**Prompt**
Where a line of the material contains the string "title", copy that line.

**Information supplied**
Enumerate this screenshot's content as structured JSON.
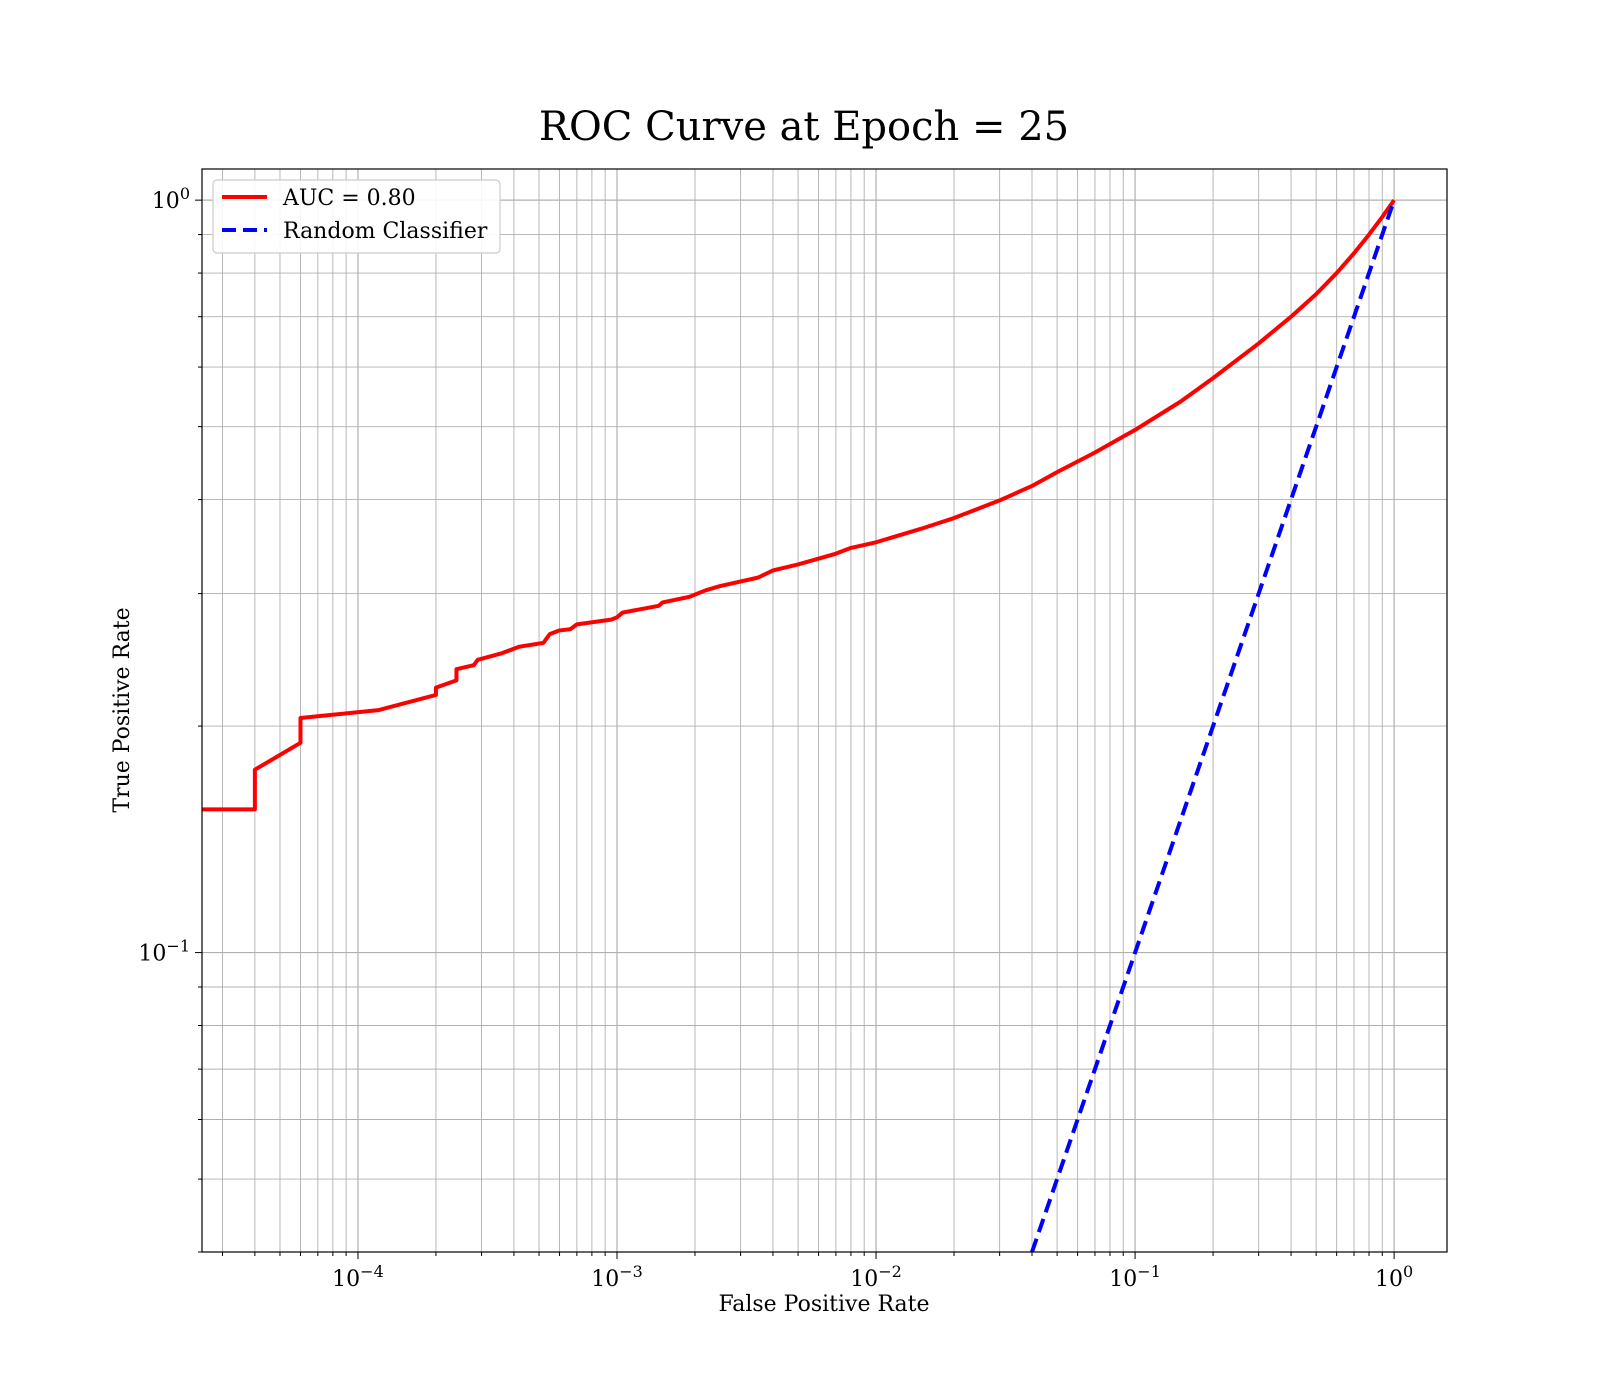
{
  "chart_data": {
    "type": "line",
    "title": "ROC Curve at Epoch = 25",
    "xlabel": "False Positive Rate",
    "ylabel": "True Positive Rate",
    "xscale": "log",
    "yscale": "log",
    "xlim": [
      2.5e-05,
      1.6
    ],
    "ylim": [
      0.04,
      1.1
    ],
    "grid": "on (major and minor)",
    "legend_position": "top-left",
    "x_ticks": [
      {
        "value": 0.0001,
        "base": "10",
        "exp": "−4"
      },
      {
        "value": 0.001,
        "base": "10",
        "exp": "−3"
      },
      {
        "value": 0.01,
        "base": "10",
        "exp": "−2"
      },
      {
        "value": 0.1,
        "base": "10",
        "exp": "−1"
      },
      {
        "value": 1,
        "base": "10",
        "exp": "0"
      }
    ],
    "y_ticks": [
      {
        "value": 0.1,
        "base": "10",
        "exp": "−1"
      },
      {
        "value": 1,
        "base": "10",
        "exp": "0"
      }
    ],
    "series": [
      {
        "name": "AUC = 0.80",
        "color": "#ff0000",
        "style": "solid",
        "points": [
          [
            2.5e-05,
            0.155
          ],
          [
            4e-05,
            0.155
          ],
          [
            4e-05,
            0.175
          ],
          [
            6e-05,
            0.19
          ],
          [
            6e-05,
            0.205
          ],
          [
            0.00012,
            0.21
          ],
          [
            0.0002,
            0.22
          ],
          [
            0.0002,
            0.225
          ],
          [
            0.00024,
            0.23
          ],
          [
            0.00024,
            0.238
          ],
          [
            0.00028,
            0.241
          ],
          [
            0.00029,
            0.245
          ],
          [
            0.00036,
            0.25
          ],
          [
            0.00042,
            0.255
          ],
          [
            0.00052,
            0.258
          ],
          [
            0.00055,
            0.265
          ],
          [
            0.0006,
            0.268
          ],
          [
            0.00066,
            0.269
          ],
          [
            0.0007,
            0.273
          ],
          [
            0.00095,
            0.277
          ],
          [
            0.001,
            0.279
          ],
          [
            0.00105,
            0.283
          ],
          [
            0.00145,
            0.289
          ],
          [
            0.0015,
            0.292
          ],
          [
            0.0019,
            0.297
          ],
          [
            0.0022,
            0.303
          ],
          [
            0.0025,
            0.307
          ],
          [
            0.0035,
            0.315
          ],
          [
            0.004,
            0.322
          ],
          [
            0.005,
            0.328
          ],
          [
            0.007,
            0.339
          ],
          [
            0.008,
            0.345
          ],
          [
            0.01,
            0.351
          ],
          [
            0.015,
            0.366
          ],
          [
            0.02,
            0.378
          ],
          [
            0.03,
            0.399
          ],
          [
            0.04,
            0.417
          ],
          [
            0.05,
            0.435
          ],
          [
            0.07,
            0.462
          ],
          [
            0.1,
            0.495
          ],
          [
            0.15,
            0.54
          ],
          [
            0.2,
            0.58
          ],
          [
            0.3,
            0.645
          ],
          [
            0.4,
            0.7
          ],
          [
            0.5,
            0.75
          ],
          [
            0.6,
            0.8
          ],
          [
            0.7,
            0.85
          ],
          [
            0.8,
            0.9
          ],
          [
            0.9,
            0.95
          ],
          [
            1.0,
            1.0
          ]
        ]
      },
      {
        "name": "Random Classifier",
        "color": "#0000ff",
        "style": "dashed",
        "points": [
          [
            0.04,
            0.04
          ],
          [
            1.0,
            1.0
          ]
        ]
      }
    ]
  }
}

==

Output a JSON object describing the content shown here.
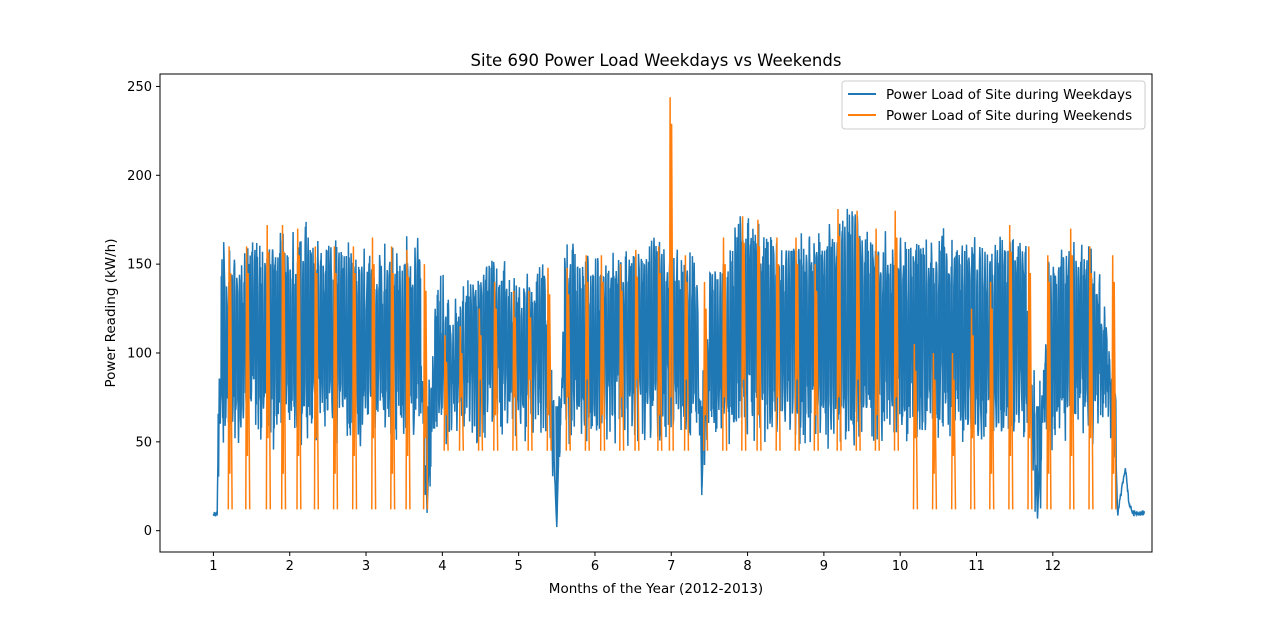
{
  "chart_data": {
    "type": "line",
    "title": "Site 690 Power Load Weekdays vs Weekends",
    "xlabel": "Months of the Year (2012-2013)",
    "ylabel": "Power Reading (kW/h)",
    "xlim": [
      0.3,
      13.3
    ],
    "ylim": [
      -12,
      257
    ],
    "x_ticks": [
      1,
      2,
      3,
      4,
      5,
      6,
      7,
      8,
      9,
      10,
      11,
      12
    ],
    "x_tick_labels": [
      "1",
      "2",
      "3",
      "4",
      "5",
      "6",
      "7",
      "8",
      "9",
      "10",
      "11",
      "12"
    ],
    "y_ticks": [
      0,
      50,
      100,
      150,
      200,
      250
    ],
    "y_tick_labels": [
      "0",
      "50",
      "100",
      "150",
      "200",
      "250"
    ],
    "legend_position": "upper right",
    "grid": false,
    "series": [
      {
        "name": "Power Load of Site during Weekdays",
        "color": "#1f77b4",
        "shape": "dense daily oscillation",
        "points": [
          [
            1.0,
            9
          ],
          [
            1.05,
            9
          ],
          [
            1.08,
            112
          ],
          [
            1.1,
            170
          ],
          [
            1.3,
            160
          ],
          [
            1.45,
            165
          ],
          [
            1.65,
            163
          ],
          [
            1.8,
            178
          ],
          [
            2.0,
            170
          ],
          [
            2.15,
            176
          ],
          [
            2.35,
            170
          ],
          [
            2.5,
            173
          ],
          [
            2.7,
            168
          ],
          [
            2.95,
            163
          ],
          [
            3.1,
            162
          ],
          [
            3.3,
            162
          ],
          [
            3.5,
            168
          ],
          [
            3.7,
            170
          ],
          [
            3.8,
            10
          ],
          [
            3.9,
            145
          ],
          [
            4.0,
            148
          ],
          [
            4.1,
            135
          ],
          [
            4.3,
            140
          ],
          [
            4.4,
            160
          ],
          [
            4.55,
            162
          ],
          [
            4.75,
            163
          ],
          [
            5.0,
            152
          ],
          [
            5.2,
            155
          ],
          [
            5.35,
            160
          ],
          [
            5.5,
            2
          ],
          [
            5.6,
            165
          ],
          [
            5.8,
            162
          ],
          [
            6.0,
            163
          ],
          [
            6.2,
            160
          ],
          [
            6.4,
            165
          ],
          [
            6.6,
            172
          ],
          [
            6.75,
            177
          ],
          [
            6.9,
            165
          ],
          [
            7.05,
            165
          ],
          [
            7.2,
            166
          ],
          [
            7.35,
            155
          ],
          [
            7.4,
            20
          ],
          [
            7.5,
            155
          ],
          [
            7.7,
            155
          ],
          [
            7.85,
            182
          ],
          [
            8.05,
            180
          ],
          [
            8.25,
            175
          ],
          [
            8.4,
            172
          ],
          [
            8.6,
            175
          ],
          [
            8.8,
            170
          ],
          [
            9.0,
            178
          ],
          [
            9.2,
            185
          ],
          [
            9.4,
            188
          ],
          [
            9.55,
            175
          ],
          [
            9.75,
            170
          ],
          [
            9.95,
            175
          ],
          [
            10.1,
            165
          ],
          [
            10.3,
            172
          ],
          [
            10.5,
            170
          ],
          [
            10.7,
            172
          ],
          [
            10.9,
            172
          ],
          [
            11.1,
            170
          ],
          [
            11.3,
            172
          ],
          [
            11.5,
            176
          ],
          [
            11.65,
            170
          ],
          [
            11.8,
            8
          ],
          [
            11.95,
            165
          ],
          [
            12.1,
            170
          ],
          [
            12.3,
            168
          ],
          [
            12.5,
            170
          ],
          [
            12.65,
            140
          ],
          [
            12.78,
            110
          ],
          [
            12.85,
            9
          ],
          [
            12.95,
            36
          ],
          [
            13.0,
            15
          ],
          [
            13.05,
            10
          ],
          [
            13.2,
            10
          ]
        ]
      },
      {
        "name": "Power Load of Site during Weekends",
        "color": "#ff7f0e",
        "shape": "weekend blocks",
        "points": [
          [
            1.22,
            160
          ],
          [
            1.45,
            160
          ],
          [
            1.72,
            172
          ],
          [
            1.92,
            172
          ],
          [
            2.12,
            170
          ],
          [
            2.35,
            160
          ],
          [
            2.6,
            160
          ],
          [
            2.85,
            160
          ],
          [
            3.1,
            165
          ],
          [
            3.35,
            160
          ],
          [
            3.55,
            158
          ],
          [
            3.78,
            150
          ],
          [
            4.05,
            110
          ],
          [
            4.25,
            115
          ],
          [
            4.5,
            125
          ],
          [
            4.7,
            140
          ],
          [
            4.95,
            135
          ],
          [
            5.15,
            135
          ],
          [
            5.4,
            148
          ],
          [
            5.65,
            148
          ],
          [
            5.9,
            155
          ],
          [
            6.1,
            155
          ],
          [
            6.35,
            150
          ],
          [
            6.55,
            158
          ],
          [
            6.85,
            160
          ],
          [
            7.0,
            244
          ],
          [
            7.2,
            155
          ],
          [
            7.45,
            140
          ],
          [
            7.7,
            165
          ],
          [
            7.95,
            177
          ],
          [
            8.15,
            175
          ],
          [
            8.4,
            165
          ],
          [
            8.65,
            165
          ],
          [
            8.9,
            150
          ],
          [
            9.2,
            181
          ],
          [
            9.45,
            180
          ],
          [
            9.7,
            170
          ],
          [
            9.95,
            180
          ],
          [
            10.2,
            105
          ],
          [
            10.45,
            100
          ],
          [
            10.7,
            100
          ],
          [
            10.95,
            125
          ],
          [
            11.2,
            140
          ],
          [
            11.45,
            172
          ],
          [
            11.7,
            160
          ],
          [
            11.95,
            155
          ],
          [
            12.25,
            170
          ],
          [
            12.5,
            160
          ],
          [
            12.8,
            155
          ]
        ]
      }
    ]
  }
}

**Response to the task**
    "title": "ROC Curve at Epoch = 25",
    "title": "Site 690 Power Load Weekdays vs Weekends",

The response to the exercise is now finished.